2.4. isOK class variable

isOK is defined in CommandBuilder (metplus/wrappers/command_builder.py).

Its function is to note a failed process while not stopping a parent process. Instead of instantly exiting a larger wrapper script once one subprocess has failed this allows all of the processes to attempt to be executed and then note which ones failed.

At the end of the wrapper initialization step, all isOK=false will be collected and reported. Execution of the wrappers will not occur unless all wrappers in the process list are initialized correctly.

The self.log_error function logs an error and sets self.isOK to False, so it is not necessary to set self.isOK = False if this function is called.

c_dict['CONFIG_FILE'] = self.config.getstr('config', 'MODE_CONFIG_FILE', '')
if not c_dict['CONFIG_FILE']:
    self.log_error('MODE_CONFIG_FILE must be set')

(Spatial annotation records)
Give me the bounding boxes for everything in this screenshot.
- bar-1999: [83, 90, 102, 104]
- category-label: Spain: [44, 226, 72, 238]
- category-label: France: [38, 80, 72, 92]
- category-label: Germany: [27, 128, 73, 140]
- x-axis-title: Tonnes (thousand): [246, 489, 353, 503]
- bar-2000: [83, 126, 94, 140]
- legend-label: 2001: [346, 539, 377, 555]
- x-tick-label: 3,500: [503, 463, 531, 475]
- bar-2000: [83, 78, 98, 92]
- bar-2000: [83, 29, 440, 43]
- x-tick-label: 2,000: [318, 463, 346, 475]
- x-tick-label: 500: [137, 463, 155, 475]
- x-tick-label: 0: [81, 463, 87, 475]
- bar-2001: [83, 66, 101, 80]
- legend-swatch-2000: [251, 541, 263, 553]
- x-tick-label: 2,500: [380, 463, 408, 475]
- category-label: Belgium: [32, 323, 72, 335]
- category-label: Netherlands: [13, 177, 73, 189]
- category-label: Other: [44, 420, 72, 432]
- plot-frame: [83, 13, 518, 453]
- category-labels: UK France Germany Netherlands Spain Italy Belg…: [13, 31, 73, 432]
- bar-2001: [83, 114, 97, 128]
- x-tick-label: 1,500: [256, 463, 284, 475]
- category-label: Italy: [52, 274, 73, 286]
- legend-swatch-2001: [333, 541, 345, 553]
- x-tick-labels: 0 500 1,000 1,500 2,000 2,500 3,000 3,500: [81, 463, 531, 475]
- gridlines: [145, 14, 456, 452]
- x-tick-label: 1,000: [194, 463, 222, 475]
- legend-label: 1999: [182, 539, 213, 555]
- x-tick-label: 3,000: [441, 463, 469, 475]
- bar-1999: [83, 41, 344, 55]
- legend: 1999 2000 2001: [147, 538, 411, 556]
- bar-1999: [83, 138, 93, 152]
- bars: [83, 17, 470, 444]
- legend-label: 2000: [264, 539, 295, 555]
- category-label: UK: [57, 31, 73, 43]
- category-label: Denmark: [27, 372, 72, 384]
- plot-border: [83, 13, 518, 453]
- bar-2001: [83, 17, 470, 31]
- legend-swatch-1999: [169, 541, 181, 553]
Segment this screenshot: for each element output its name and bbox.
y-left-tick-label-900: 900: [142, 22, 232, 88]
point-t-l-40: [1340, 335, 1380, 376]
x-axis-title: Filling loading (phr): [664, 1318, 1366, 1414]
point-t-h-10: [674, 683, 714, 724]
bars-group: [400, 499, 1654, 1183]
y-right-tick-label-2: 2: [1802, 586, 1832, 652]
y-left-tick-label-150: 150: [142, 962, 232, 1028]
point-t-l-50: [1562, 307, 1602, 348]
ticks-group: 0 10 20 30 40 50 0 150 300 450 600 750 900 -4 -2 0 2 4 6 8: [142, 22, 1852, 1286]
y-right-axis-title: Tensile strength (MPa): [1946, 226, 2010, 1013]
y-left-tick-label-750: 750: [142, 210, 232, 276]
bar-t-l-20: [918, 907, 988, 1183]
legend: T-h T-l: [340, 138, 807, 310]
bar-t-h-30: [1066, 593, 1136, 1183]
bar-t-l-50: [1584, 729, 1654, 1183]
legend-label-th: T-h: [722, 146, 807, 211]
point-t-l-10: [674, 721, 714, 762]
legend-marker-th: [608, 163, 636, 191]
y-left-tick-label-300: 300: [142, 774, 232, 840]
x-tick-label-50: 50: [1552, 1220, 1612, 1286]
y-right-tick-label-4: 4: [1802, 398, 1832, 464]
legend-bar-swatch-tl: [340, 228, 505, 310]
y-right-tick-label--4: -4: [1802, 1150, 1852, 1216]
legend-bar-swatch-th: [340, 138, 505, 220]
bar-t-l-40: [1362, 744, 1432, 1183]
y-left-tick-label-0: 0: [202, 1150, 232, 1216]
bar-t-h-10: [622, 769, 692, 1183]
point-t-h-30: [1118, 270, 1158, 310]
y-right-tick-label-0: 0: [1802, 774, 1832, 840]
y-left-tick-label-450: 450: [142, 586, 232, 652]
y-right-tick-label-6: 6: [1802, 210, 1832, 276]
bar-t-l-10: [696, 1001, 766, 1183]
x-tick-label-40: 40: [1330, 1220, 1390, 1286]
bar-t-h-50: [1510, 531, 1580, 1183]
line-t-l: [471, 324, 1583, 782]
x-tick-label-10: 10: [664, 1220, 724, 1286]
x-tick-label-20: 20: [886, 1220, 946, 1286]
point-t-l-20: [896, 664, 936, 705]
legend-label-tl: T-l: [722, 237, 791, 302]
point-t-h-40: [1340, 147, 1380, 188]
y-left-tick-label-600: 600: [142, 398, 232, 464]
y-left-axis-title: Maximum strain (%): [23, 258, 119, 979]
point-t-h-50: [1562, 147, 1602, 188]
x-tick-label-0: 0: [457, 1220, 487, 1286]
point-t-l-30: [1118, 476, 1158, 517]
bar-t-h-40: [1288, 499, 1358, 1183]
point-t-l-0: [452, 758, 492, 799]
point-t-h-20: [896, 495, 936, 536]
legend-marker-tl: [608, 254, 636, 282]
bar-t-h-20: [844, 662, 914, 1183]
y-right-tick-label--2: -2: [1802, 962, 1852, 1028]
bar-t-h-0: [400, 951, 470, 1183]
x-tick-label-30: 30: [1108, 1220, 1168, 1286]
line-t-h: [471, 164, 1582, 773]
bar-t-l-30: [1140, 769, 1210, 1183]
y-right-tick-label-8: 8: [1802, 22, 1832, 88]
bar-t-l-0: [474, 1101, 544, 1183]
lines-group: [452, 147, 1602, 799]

Required tasks
[1] From the isOK excerpt, list every distinct name that begins with "self.", stopping each one before any parenthesis, space, or equals sign.
[2] Transcribe the part of the isOK excerpt starting at "At the end of" and ending at "self.config.getstr('config', 'MODE_CONFIG_FILE', '')".
These rows have nothing to do with the isOK excerpt.

Answers to the exercise
[1]
self.log_error
self.isOK
self.config.getstr

[2]
At the end of the wrapper initialization step, all isOK=false will be collected and reported. Execution of the wrappers will not occur unless all wrappers in the process list are initialized correctly.

The self.log_error function logs an error and sets self.isOK to False, so it is not necessary to set self.isOK = False if this function is called.

c_dict['CONFIG_FILE'] = self.config.getstr('config', 'MODE_CONFIG_FILE', '')